_WHAT YOU SHOULD DO_.
Reproduce the listing exactly, with no pictures in your copy.

[Records from a collection]
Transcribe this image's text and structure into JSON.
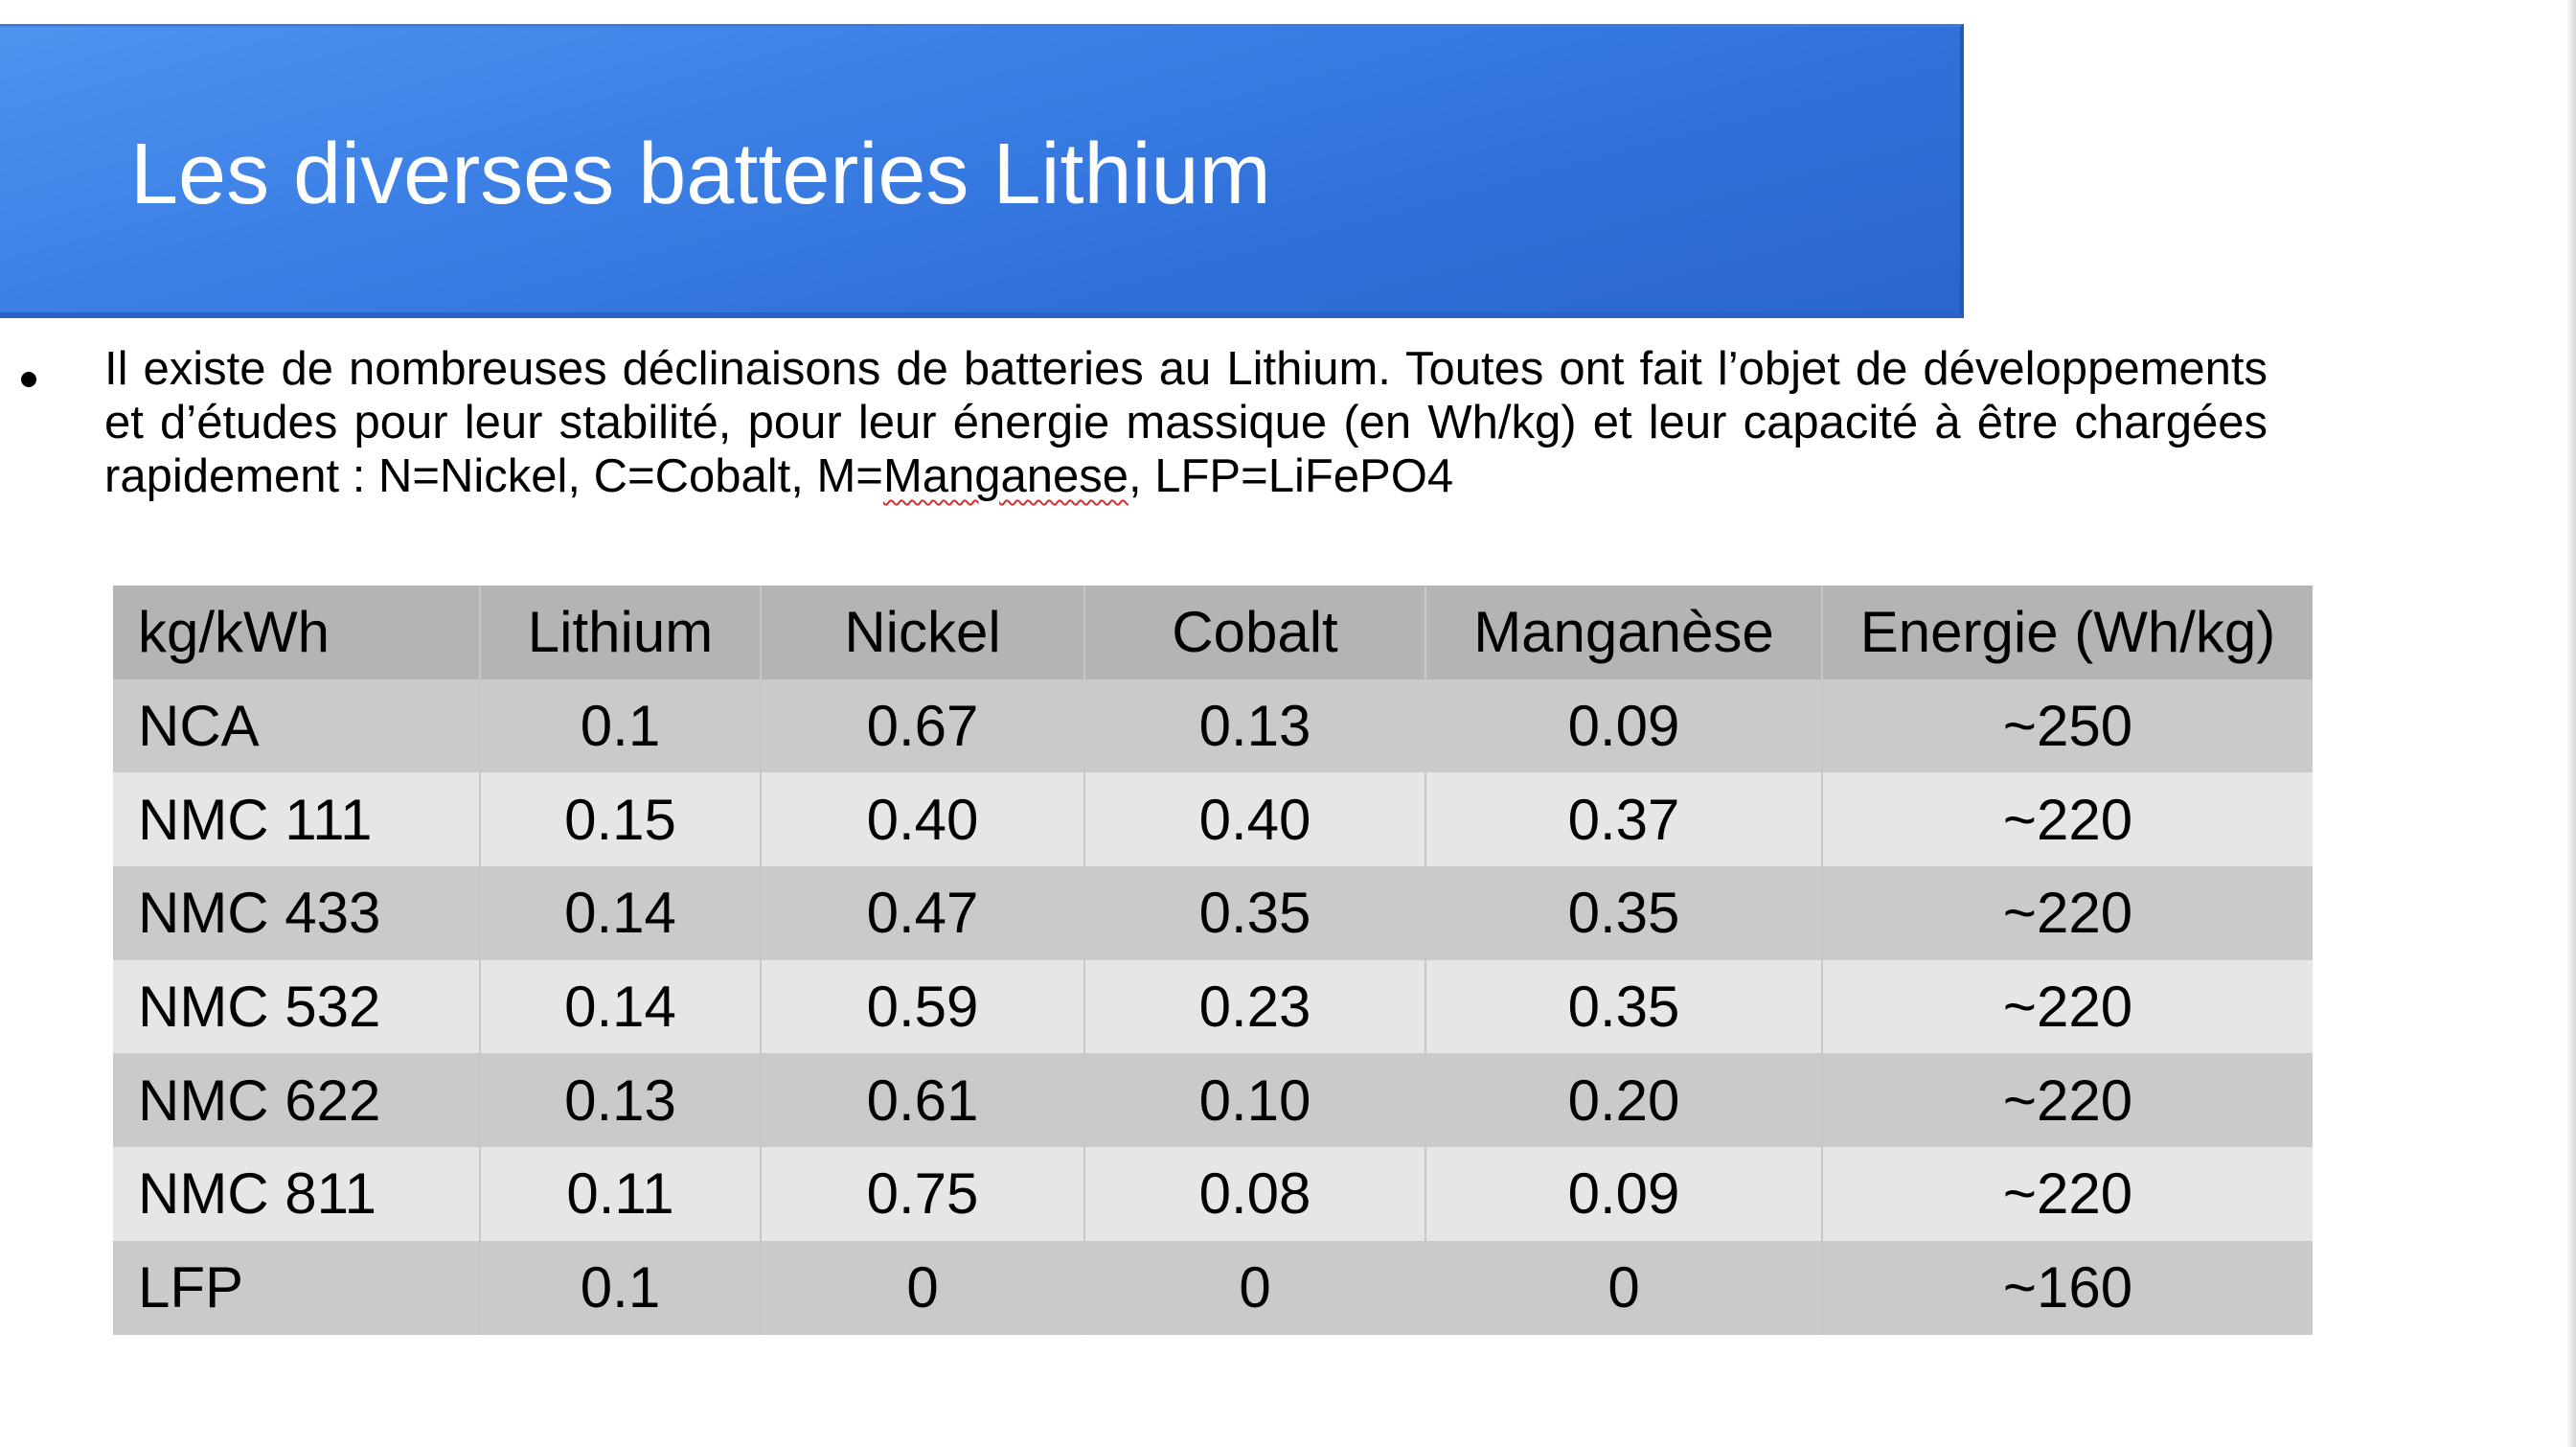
{
  "slide": {
    "title": "Les diverses batteries Lithium",
    "body_prefix": "Il existe de nombreuses déclinaisons de batteries au Lithium. Toutes ont fait l’objet de développements et d’études pour leur stabilité, pour leur énergie massique (en Wh/kg) et leur capacité à être chargées rapidement : N=Nickel, C=Cobalt, M=",
    "body_marked_word": "Manganese",
    "body_suffix": ", LFP=LiFePO4"
  },
  "table": {
    "headers": [
      "kg/kWh",
      "Lithium",
      "Nickel",
      "Cobalt",
      "Manganèse",
      "Energie (Wh/kg)"
    ],
    "rows": [
      [
        "NCA",
        "0.1",
        "0.67",
        "0.13",
        "0.09",
        "~250"
      ],
      [
        "NMC 111",
        "0.15",
        "0.40",
        "0.40",
        "0.37",
        "~220"
      ],
      [
        "NMC 433",
        "0.14",
        "0.47",
        "0.35",
        "0.35",
        "~220"
      ],
      [
        "NMC 532",
        "0.14",
        "0.59",
        "0.23",
        "0.35",
        "~220"
      ],
      [
        "NMC 622",
        "0.13",
        "0.61",
        "0.10",
        "0.20",
        "~220"
      ],
      [
        "NMC 811",
        "0.11",
        "0.75",
        "0.08",
        "0.09",
        "~220"
      ],
      [
        "LFP",
        "0.1",
        "0",
        "0",
        "0",
        "~160"
      ]
    ]
  },
  "colors": {
    "banner": "#3c80e6",
    "header_row": "#b4b4b4",
    "row_dark": "#cacaca",
    "row_light": "#e6e6e6",
    "spellcheck_underline": "#d03030"
  }
}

_EXERCISE RESULT_.
Transcribe this image's text and structure into JSON.
{
  "slide": {
    "title": "Les diverses batteries Lithium",
    "body_prefix": "Il existe de nombreuses déclinaisons de batteries au Lithium. Toutes ont fait l’objet de développements et d’études pour leur stabilité, pour leur énergie massique (en Wh/kg) et leur capacité à être chargées rapidement : N=Nickel, C=Cobalt, M=",
    "body_marked_word": "Manganese",
    "body_suffix": ", LFP=LiFePO4"
  },
  "table": {
    "headers": [
      "kg/kWh",
      "Lithium",
      "Nickel",
      "Cobalt",
      "Manganèse",
      "Energie (Wh/kg)"
    ],
    "rows": [
      [
        "NCA",
        "0.1",
        "0.67",
        "0.13",
        "0.09",
        "~250"
      ],
      [
        "NMC 111",
        "0.15",
        "0.40",
        "0.40",
        "0.37",
        "~220"
      ],
      [
        "NMC 433",
        "0.14",
        "0.47",
        "0.35",
        "0.35",
        "~220"
      ],
      [
        "NMC 532",
        "0.14",
        "0.59",
        "0.23",
        "0.35",
        "~220"
      ],
      [
        "NMC 622",
        "0.13",
        "0.61",
        "0.10",
        "0.20",
        "~220"
      ],
      [
        "NMC 811",
        "0.11",
        "0.75",
        "0.08",
        "0.09",
        "~220"
      ],
      [
        "LFP",
        "0.1",
        "0",
        "0",
        "0",
        "~160"
      ]
    ]
  },
  "colors": {
    "banner": "#3c80e6",
    "header_row": "#b4b4b4",
    "row_dark": "#cacaca",
    "row_light": "#e6e6e6",
    "spellcheck_underline": "#d03030"
  }
}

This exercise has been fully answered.